> Work instructions: Count the lines below that contain the word "partes", and report only that number.

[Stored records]
┄┄┄┄┄┄┄┄┄┄┄┄┄┄┄┄┄┄┄┄

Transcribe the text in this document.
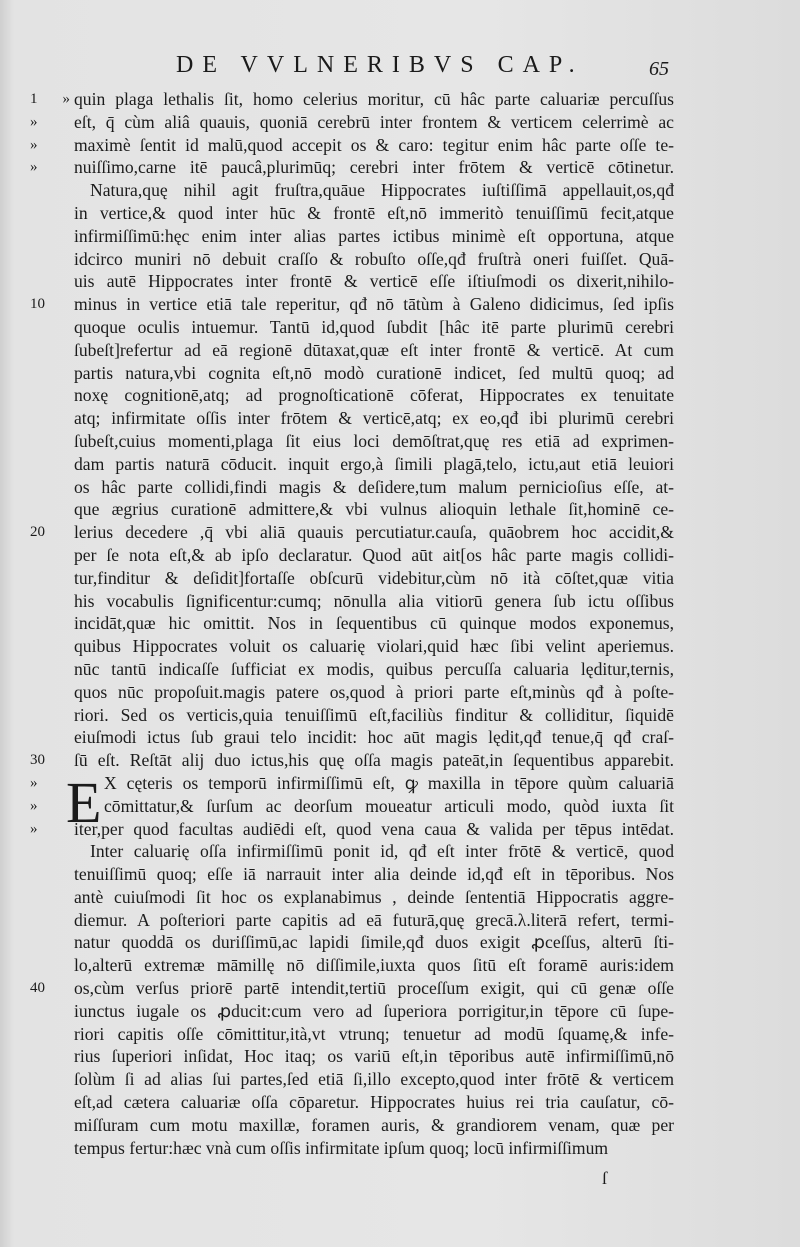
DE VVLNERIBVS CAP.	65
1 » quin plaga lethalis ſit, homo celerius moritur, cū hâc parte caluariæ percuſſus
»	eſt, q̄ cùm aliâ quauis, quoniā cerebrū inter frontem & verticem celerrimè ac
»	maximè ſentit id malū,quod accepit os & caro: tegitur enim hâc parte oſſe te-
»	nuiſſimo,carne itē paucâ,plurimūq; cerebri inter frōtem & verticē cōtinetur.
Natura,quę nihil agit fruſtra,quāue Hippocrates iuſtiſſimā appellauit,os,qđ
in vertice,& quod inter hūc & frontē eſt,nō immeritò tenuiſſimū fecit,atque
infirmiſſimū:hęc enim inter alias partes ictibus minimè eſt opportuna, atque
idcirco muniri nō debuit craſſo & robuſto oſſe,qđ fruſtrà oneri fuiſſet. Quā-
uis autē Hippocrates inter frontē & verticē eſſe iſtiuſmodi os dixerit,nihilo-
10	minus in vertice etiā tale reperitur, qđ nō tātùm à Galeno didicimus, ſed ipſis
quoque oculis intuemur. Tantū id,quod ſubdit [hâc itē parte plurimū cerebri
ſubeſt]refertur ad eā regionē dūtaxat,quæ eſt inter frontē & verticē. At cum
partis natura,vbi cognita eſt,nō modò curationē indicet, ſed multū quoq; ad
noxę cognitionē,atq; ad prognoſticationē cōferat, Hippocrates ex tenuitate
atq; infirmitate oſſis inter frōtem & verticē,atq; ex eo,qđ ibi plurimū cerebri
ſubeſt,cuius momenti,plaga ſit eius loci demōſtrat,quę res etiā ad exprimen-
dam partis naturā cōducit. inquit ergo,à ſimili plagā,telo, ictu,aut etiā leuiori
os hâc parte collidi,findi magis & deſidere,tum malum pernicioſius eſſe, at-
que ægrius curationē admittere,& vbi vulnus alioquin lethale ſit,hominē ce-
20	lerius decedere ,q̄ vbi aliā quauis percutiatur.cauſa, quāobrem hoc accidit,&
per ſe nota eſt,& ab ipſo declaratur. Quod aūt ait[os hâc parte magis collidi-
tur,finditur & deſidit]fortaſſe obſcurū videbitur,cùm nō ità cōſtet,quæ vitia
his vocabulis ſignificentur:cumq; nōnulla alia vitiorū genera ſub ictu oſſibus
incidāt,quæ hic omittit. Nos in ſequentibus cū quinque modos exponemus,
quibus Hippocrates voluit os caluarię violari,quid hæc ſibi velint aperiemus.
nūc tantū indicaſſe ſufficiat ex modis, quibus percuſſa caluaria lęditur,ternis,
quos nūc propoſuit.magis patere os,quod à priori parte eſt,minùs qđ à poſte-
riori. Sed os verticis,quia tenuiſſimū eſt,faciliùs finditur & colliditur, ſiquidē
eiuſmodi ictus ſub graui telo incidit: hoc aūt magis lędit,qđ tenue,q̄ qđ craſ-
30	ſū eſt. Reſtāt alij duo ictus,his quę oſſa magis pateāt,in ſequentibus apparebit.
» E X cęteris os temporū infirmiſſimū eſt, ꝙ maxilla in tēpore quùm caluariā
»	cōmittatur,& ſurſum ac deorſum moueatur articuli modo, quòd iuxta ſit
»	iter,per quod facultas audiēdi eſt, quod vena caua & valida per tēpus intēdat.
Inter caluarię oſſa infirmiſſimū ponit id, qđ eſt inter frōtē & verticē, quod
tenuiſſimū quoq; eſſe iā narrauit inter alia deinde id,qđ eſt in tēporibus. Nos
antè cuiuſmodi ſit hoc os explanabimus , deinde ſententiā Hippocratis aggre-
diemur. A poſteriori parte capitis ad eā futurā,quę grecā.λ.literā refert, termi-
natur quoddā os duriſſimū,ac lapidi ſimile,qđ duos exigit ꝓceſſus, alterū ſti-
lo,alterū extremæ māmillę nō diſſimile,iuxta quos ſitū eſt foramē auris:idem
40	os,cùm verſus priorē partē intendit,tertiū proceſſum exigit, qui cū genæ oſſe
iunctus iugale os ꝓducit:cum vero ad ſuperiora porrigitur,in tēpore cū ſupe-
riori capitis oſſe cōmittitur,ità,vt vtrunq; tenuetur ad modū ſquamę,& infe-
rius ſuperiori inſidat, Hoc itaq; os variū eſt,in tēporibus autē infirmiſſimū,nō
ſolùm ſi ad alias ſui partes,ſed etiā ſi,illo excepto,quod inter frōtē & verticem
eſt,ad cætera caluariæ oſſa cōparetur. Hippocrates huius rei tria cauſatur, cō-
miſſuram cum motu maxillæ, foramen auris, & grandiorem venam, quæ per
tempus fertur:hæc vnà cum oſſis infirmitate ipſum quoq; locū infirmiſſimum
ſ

┄┄┄┄┄┄┄┄┄┄┄┄┄┄┄┄┄┄┄┄

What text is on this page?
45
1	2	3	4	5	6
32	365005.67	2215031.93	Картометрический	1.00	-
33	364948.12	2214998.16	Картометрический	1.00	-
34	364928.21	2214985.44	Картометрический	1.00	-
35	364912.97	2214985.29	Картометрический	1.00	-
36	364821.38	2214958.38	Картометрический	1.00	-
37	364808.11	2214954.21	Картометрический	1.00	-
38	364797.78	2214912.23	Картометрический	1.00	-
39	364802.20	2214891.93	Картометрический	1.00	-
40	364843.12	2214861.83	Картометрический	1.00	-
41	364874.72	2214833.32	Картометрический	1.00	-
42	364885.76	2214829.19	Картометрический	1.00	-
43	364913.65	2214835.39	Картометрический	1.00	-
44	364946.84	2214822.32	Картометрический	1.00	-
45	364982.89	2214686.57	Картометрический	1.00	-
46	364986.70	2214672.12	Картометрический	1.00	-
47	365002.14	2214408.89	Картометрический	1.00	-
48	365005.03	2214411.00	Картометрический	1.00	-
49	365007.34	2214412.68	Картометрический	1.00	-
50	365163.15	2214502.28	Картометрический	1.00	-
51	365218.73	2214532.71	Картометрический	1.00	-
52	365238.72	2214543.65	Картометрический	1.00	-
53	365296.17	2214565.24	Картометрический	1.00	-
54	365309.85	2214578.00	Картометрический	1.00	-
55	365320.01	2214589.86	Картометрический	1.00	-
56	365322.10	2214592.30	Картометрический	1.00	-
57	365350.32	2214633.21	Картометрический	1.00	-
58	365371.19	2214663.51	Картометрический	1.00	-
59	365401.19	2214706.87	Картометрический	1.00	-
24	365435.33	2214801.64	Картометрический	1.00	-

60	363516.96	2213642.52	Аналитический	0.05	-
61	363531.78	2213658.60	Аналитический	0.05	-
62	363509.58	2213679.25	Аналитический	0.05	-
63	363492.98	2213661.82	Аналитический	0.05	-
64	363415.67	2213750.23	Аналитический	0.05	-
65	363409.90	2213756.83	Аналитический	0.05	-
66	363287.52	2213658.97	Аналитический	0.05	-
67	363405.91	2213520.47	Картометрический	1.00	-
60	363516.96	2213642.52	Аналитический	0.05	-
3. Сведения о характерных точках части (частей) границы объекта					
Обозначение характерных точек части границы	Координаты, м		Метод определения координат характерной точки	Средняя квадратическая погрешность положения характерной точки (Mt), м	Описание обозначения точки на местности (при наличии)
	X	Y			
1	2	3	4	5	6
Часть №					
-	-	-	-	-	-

┄┄┄┄┄┄┄┄┄┄┄┄┄┄┄┄┄┄┄┄

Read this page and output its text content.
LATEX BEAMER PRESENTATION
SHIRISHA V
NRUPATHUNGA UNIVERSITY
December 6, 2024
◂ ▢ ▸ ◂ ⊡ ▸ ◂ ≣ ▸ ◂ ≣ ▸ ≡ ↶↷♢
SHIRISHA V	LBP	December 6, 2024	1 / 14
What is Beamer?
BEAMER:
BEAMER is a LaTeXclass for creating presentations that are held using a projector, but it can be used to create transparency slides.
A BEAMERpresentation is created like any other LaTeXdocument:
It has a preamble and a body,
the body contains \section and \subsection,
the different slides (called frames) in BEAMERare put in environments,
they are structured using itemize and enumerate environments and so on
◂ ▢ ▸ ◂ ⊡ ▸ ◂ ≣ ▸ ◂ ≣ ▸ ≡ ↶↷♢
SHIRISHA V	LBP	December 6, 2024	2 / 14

┄┄┄┄┄┄┄┄┄┄┄┄┄┄┄┄┄┄┄┄

> Task response: 2